● Exercise:
In the listing that follows, count every line with the word "initials" in it and write only the total.

● Extracted information:
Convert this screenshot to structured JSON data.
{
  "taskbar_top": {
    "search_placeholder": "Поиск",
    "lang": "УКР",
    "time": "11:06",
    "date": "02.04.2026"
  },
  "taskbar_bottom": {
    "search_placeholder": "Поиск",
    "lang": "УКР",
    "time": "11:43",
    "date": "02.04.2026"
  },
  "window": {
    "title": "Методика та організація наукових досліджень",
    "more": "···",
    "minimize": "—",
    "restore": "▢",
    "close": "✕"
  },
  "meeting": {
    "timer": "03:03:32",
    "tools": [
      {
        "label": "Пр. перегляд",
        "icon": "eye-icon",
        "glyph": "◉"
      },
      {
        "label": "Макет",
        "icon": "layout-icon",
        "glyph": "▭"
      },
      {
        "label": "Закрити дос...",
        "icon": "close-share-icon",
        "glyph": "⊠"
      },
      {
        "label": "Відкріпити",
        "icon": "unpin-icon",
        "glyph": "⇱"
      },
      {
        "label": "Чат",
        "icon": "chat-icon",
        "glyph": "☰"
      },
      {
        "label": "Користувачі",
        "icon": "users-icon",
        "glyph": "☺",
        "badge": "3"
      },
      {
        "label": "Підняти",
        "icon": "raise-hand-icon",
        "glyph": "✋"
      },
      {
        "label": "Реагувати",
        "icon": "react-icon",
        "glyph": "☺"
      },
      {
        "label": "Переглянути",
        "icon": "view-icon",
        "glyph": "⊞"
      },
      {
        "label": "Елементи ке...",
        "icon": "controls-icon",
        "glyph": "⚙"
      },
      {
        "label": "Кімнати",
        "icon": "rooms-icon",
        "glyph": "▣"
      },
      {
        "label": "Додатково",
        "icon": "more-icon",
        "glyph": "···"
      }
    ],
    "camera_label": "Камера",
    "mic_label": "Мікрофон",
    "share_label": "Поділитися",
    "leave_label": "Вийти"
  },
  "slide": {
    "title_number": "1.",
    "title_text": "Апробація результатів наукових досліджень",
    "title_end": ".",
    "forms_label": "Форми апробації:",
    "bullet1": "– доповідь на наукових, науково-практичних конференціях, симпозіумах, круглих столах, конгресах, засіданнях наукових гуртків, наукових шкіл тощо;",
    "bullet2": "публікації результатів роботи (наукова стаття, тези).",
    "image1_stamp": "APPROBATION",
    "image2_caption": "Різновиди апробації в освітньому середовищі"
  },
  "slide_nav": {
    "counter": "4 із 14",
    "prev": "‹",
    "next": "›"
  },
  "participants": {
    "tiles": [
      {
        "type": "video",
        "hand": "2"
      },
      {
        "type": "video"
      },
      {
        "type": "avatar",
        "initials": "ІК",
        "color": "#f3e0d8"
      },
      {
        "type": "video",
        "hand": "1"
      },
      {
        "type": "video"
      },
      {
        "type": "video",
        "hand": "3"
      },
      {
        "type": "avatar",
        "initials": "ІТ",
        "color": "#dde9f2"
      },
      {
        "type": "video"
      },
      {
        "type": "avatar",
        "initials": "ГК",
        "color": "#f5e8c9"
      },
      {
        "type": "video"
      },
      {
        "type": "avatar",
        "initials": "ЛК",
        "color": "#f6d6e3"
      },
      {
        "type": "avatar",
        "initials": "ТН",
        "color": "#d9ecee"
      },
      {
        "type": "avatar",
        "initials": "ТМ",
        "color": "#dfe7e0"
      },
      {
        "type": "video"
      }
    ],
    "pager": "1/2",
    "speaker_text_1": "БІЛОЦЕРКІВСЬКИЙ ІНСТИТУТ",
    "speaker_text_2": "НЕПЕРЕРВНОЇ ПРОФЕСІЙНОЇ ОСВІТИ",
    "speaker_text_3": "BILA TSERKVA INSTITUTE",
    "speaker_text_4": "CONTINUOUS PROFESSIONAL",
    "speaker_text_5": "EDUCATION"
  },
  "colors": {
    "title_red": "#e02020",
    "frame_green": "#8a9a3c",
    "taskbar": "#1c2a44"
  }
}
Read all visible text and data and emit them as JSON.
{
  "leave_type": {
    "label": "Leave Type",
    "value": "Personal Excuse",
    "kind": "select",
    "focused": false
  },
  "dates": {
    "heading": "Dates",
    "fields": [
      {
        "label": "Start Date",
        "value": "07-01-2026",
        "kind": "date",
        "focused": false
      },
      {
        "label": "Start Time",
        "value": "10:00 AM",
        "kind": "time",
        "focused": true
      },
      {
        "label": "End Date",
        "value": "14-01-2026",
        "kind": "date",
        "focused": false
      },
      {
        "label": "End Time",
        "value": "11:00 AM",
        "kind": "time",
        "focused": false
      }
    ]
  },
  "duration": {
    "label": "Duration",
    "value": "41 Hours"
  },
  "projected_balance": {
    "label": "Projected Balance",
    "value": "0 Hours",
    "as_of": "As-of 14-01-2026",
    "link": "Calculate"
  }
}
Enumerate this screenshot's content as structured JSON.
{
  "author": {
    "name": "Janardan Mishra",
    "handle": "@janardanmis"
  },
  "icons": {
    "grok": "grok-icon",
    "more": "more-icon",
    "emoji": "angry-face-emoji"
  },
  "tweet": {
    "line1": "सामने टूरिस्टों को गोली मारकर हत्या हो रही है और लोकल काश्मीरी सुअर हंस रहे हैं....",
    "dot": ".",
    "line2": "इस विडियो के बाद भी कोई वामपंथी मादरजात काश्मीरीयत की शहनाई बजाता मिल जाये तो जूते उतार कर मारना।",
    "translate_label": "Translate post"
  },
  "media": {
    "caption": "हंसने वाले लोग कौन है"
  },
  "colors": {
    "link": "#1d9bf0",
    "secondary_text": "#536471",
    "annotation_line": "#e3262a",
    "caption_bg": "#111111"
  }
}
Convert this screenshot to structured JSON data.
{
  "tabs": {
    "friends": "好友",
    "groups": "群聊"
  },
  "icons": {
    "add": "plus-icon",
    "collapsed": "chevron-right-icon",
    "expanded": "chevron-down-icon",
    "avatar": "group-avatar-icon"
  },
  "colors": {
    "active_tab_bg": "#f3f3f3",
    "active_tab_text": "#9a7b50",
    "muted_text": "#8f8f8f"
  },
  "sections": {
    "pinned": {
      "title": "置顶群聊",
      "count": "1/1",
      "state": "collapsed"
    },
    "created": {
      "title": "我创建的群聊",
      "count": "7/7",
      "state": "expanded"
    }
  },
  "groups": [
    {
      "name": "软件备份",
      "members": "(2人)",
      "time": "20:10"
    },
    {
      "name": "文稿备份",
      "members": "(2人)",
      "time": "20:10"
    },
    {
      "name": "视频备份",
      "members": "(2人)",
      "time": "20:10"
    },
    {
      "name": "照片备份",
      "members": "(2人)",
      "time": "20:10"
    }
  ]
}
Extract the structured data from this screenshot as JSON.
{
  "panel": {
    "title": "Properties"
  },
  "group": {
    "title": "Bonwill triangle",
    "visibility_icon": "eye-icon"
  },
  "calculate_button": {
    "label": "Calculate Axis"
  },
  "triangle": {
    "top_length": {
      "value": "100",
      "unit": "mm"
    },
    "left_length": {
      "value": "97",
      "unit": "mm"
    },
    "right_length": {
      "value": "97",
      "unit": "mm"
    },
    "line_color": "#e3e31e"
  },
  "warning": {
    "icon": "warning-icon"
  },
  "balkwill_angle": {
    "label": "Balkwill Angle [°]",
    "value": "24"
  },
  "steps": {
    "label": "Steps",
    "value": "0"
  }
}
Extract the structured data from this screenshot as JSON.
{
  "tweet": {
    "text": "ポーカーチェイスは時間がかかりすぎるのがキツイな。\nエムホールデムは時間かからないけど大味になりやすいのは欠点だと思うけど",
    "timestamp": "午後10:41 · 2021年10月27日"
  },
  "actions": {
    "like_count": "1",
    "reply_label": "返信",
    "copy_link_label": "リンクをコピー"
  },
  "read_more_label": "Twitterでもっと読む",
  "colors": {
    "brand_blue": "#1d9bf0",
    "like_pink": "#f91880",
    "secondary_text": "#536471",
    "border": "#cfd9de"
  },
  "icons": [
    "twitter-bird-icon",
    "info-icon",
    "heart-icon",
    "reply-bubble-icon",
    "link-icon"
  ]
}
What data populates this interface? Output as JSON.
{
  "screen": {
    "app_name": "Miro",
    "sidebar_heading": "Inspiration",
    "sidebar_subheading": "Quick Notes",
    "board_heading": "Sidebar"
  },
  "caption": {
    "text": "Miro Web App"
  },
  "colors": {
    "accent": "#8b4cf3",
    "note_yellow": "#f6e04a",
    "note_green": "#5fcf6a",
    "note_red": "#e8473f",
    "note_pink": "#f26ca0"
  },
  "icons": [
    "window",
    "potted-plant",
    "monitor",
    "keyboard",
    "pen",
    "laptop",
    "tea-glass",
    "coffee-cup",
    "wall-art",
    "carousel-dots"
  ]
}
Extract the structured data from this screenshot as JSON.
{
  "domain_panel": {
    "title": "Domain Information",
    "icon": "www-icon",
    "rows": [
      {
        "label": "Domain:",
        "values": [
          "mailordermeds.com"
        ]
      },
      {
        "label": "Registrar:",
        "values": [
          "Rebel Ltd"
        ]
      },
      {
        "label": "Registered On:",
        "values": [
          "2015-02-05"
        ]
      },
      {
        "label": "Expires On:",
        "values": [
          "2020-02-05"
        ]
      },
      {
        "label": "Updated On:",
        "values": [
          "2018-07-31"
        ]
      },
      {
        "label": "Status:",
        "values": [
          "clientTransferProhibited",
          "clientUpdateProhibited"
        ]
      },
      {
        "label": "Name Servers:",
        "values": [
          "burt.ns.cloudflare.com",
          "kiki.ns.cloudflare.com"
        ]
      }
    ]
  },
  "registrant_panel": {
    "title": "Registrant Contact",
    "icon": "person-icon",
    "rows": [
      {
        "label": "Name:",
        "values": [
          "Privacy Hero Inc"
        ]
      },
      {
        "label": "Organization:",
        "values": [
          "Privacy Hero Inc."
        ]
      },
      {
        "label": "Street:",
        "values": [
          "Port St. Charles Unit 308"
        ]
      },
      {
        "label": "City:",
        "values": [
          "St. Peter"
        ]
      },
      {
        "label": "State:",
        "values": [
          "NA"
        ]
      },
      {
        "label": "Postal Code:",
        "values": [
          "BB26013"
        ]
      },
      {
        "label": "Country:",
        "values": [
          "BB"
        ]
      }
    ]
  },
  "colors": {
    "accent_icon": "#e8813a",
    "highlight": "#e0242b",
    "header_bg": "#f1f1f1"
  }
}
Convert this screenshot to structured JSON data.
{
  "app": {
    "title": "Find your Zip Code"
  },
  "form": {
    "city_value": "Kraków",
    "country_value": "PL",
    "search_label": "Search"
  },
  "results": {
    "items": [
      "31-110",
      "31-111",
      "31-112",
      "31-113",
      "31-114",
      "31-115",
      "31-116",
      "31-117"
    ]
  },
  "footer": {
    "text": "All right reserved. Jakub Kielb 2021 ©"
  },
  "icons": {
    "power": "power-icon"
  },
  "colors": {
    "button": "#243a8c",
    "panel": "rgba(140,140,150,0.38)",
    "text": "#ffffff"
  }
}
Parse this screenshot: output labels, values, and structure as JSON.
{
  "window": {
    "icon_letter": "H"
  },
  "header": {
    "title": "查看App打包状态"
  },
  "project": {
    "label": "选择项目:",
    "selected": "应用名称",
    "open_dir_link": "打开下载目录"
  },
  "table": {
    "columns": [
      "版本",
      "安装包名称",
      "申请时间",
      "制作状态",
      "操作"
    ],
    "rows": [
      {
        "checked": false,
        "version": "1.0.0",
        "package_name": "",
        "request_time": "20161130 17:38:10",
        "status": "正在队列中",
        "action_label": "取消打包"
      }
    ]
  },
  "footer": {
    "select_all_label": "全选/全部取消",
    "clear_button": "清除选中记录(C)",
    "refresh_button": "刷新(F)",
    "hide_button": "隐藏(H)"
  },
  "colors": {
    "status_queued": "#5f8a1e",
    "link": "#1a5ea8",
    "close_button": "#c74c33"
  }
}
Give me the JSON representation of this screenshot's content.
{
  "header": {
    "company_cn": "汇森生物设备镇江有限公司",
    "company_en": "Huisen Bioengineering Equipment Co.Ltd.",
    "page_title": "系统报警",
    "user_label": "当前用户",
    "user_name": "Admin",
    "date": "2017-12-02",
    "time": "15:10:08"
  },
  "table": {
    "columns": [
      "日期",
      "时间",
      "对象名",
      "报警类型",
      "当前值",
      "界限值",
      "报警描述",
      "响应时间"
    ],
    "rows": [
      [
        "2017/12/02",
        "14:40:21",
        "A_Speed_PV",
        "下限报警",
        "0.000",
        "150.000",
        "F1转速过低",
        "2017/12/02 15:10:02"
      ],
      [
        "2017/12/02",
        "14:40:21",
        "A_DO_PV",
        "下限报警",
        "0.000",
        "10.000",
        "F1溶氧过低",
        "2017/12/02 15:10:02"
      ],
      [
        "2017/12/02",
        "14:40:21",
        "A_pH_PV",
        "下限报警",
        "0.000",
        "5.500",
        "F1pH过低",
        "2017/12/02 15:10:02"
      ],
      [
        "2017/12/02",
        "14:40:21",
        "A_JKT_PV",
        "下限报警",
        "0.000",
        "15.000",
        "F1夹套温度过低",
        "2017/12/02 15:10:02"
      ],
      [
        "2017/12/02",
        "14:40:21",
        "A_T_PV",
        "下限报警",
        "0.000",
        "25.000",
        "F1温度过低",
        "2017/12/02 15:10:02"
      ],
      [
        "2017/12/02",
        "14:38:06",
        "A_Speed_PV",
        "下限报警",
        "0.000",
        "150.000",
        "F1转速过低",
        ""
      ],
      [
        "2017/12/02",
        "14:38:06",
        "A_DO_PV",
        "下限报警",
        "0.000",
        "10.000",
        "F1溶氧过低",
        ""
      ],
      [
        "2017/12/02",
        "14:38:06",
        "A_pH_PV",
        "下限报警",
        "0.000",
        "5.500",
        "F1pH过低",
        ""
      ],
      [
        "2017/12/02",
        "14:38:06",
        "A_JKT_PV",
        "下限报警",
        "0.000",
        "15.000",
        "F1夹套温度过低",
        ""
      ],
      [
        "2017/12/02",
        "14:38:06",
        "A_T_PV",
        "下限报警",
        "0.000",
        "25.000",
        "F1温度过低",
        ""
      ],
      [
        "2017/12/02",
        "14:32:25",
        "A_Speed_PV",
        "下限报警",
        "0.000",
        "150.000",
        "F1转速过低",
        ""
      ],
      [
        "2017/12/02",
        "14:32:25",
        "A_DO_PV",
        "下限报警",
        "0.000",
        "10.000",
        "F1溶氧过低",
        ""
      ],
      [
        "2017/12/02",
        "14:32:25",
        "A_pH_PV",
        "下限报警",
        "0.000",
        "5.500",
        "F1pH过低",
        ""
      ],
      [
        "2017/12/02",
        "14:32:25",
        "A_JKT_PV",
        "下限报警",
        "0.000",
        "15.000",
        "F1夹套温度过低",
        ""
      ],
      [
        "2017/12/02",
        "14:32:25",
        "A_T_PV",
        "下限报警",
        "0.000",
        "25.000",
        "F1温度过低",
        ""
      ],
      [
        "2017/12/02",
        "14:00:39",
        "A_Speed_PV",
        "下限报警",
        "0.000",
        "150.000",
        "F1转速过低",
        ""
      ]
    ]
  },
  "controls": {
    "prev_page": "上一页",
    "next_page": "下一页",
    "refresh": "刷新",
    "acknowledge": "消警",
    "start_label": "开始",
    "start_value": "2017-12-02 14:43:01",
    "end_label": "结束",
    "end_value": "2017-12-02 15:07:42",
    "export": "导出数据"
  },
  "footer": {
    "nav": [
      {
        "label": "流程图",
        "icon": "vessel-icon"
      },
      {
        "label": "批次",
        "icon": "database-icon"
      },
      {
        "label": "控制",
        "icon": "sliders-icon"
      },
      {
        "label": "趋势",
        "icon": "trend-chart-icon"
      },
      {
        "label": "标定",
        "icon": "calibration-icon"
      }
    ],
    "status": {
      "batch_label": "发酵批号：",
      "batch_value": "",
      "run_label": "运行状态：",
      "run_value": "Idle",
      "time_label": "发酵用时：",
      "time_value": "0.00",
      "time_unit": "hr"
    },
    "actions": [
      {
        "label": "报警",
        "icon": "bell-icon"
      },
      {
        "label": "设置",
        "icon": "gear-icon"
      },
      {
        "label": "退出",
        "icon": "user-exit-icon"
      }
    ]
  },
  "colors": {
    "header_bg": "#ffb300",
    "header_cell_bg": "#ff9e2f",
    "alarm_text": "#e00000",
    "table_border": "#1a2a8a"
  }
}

● Task output:
6